▸ What is asked
Write out all entries word for word.
* * *
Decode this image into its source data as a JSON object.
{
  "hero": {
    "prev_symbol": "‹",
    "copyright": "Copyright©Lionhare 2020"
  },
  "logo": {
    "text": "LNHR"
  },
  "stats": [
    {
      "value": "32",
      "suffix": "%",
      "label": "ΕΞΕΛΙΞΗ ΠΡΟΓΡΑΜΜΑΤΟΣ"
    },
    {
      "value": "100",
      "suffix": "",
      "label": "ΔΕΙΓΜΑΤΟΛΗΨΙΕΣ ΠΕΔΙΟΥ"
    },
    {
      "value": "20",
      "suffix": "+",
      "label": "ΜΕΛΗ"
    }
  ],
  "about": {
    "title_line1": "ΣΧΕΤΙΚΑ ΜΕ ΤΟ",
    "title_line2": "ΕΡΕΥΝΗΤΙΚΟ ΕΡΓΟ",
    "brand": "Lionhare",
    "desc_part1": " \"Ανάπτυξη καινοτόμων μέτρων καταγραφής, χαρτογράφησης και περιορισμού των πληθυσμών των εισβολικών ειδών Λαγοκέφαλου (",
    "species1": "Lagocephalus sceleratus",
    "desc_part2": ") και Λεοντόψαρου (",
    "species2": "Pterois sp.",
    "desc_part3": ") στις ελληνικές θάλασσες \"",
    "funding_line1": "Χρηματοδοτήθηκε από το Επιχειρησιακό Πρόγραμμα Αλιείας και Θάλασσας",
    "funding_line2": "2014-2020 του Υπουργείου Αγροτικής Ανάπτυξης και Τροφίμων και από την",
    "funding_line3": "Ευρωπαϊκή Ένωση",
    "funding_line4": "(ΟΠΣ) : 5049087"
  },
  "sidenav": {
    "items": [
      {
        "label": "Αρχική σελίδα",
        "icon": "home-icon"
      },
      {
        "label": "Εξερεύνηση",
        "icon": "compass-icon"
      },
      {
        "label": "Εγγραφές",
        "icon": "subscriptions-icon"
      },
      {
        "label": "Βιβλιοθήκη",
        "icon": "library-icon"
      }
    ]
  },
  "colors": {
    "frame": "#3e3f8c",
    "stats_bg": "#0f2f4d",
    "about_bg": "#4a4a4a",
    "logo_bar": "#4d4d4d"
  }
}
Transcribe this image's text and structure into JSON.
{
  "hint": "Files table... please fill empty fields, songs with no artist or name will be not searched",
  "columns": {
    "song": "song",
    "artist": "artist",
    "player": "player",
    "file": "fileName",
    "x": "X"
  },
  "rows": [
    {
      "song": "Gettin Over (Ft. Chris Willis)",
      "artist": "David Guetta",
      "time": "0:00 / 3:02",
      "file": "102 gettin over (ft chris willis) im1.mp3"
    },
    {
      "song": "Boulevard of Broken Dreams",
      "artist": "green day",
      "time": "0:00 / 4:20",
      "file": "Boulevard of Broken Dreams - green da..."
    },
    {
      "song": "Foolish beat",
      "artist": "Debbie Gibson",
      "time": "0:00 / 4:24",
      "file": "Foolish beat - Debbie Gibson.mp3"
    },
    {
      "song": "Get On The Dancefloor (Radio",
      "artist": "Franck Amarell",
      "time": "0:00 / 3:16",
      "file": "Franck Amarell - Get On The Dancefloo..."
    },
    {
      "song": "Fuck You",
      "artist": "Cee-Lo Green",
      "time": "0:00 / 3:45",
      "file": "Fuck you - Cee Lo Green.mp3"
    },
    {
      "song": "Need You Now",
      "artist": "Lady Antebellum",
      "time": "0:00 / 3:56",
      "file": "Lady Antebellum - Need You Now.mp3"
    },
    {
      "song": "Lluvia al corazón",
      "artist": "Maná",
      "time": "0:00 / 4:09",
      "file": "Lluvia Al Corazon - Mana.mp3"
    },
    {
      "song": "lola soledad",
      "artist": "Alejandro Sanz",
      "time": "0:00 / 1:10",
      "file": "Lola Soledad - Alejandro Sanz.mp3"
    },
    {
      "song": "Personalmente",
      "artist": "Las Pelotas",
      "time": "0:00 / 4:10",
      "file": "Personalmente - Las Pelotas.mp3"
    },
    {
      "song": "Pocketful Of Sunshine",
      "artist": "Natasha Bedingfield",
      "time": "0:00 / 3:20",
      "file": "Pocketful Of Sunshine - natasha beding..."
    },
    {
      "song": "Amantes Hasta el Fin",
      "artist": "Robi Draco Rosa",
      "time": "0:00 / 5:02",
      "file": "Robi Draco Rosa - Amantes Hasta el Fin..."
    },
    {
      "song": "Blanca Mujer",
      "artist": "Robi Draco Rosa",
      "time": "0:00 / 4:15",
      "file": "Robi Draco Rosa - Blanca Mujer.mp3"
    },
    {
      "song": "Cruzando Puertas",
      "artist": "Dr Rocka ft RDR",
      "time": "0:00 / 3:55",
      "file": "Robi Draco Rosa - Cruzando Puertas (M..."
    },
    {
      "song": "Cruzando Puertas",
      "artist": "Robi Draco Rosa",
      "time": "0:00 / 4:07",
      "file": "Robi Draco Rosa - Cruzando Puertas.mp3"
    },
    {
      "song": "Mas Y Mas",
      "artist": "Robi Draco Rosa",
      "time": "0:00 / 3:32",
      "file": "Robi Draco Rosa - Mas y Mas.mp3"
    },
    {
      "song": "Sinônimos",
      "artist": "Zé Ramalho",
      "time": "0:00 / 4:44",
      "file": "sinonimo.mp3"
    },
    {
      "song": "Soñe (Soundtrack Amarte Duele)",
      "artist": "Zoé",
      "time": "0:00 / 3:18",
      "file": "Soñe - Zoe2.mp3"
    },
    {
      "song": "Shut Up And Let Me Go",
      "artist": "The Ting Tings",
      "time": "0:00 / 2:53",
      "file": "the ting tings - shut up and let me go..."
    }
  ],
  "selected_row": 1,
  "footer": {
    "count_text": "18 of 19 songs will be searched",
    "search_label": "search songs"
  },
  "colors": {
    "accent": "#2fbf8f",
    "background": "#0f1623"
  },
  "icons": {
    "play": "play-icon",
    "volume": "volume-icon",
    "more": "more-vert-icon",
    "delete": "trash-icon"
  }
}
* * *
▸ Finished exercise
Decode this image into its source data as a JSON object.
{
  "hero": {
    "prev_symbol": "‹",
    "copyright": "Copyright©Lionhare 2020"
  },
  "logo": {
    "text": "LNHR"
  },
  "stats": [
    {
      "value": "32",
      "suffix": "%",
      "label": "ΕΞΕΛΙΞΗ ΠΡΟΓΡΑΜΜΑΤΟΣ"
    },
    {
      "value": "100",
      "suffix": "",
      "label": "ΔΕΙΓΜΑΤΟΛΗΨΙΕΣ ΠΕΔΙΟΥ"
    },
    {
      "value": "20",
      "suffix": "+",
      "label": "ΜΕΛΗ"
    }
  ],
  "about": {
    "title_line1": "ΣΧΕΤΙΚΑ ΜΕ ΤΟ",
    "title_line2": "ΕΡΕΥΝΗΤΙΚΟ ΕΡΓΟ",
    "brand": "Lionhare",
    "desc_part1": " \"Ανάπτυξη καινοτόμων μέτρων καταγραφής, χαρτογράφησης και περιορισμού των πληθυσμών των εισβολικών ειδών Λαγοκέφαλου (",
    "species1": "Lagocephalus sceleratus",
    "desc_part2": ") και Λεοντόψαρου (",
    "species2": "Pterois sp.",
    "desc_part3": ") στις ελληνικές θάλασσες \"",
    "funding_line1": "Χρηματοδοτήθηκε από το Επιχειρησιακό Πρόγραμμα Αλιείας και Θάλασσας",
    "funding_line2": "2014-2020 του Υπουργείου Αγροτικής Ανάπτυξης και Τροφίμων και από την",
    "funding_line3": "Ευρωπαϊκή Ένωση",
    "funding_line4": "(ΟΠΣ) : 5049087"
  },
  "sidenav": {
    "items": [
      {
        "label": "Αρχική σελίδα",
        "icon": "home-icon"
      },
      {
        "label": "Εξερεύνηση",
        "icon": "compass-icon"
      },
      {
        "label": "Εγγραφές",
        "icon": "subscriptions-icon"
      },
      {
        "label": "Βιβλιοθήκη",
        "icon": "library-icon"
      }
    ]
  },
  "colors": {
    "frame": "#3e3f8c",
    "stats_bg": "#0f2f4d",
    "about_bg": "#4a4a4a",
    "logo_bar": "#4d4d4d"
  }
}
Transcribe this image's text and structure into JSON.
{
  "hint": "Files table... please fill empty fields, songs with no artist or name will be not searched",
  "columns": {
    "song": "song",
    "artist": "artist",
    "player": "player",
    "file": "fileName",
    "x": "X"
  },
  "rows": [
    {
      "song": "Gettin Over (Ft. Chris Willis)",
      "artist": "David Guetta",
      "time": "0:00 / 3:02",
      "file": "102 gettin over (ft chris willis) im1.mp3"
    },
    {
      "song": "Boulevard of Broken Dreams",
      "artist": "green day",
      "time": "0:00 / 4:20",
      "file": "Boulevard of Broken Dreams - green da..."
    },
    {
      "song": "Foolish beat",
      "artist": "Debbie Gibson",
      "time": "0:00 / 4:24",
      "file": "Foolish beat - Debbie Gibson.mp3"
    },
    {
      "song": "Get On The Dancefloor (Radio",
      "artist": "Franck Amarell",
      "time": "0:00 / 3:16",
      "file": "Franck Amarell - Get On The Dancefloo..."
    },
    {
      "song": "Fuck You",
      "artist": "Cee-Lo Green",
      "time": "0:00 / 3:45",
      "file": "Fuck you - Cee Lo Green.mp3"
    },
    {
      "song": "Need You Now",
      "artist": "Lady Antebellum",
      "time": "0:00 / 3:56",
      "file": "Lady Antebellum - Need You Now.mp3"
    },
    {
      "song": "Lluvia al corazón",
      "artist": "Maná",
      "time": "0:00 / 4:09",
      "file": "Lluvia Al Corazon - Mana.mp3"
    },
    {
      "song": "lola soledad",
      "artist": "Alejandro Sanz",
      "time": "0:00 / 1:10",
      "file": "Lola Soledad - Alejandro Sanz.mp3"
    },
    {
      "song": "Personalmente",
      "artist": "Las Pelotas",
      "time": "0:00 / 4:10",
      "file": "Personalmente - Las Pelotas.mp3"
    },
    {
      "song": "Pocketful Of Sunshine",
      "artist": "Natasha Bedingfield",
      "time": "0:00 / 3:20",
      "file": "Pocketful Of Sunshine - natasha beding..."
    },
    {
      "song": "Amantes Hasta el Fin",
      "artist": "Robi Draco Rosa",
      "time": "0:00 / 5:02",
      "file": "Robi Draco Rosa - Amantes Hasta el Fin..."
    },
    {
      "song": "Blanca Mujer",
      "artist": "Robi Draco Rosa",
      "time": "0:00 / 4:15",
      "file": "Robi Draco Rosa - Blanca Mujer.mp3"
    },
    {
      "song": "Cruzando Puertas",
      "artist": "Dr Rocka ft RDR",
      "time": "0:00 / 3:55",
      "file": "Robi Draco Rosa - Cruzando Puertas (M..."
    },
    {
      "song": "Cruzando Puertas",
      "artist": "Robi Draco Rosa",
      "time": "0:00 / 4:07",
      "file": "Robi Draco Rosa - Cruzando Puertas.mp3"
    },
    {
      "song": "Mas Y Mas",
      "artist": "Robi Draco Rosa",
      "time": "0:00 / 3:32",
      "file": "Robi Draco Rosa - Mas y Mas.mp3"
    },
    {
      "song": "Sinônimos",
      "artist": "Zé Ramalho",
      "time": "0:00 / 4:44",
      "file": "sinonimo.mp3"
    },
    {
      "song": "Soñe (Soundtrack Amarte Duele)",
      "artist": "Zoé",
      "time": "0:00 / 3:18",
      "file": "Soñe - Zoe2.mp3"
    },
    {
      "song": "Shut Up And Let Me Go",
      "artist": "The Ting Tings",
      "time": "0:00 / 2:53",
      "file": "the ting tings - shut up and let me go..."
    }
  ],
  "selected_row": 1,
  "footer": {
    "count_text": "18 of 19 songs will be searched",
    "search_label": "search songs"
  },
  "colors": {
    "accent": "#2fbf8f",
    "background": "#0f1623"
  },
  "icons": {
    "play": "play-icon",
    "volume": "volume-icon",
    "more": "more-vert-icon",
    "delete": "trash-icon"
  }
}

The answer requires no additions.